▶ **Requirements**: Word for word, repeat the lines of the records from the one containing "Output the text content of this document." through the last line, both included.

---*---

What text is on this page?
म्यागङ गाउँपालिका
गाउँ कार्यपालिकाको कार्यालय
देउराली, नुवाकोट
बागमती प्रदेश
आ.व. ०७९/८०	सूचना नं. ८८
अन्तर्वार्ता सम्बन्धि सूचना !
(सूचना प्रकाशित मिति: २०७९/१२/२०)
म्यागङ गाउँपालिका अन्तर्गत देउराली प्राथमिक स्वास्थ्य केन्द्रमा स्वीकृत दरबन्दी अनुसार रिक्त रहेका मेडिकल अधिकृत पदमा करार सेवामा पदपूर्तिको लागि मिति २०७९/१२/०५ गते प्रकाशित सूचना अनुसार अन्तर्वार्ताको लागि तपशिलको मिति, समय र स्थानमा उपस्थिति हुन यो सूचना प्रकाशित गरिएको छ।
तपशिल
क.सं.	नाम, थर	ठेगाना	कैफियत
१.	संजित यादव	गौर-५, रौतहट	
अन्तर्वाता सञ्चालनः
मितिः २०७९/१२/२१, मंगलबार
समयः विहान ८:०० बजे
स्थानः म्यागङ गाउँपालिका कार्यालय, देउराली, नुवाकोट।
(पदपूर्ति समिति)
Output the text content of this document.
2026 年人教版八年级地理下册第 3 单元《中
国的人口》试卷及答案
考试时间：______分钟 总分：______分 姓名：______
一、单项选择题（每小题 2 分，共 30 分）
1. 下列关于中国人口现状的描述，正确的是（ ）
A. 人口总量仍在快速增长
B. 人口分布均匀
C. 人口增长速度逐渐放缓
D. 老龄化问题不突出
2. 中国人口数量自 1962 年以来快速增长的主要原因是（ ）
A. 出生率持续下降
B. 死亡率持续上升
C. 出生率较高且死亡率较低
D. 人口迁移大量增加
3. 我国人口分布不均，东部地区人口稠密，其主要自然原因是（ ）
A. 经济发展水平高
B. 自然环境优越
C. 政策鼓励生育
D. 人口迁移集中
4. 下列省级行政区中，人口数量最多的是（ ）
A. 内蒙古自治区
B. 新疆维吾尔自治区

---*---

▶ **Exercise answer**:
Output the text content of this document.
2026 年人教版八年级地理下册第 3 单元《中
国的人口》试卷及答案
考试时间：______分钟 总分：______分 姓名：______
一、单项选择题（每小题 2 分，共 30 分）
1. 下列关于中国人口现状的描述，正确的是（ ）
A. 人口总量仍在快速增长
B. 人口分布均匀
C. 人口增长速度逐渐放缓
D. 老龄化问题不突出
2. 中国人口数量自 1962 年以来快速增长的主要原因是（ ）
A. 出生率持续下降
B. 死亡率持续上升
C. 出生率较高且死亡率较低
D. 人口迁移大量增加
3. 我国人口分布不均，东部地区人口稠密，其主要自然原因是（ ）
A. 经济发展水平高
B. 自然环境优越
C. 政策鼓励生育
D. 人口迁移集中
4. 下列省级行政区中，人口数量最多的是（ ）
A. 内蒙古自治区
B. 新疆维吾尔自治区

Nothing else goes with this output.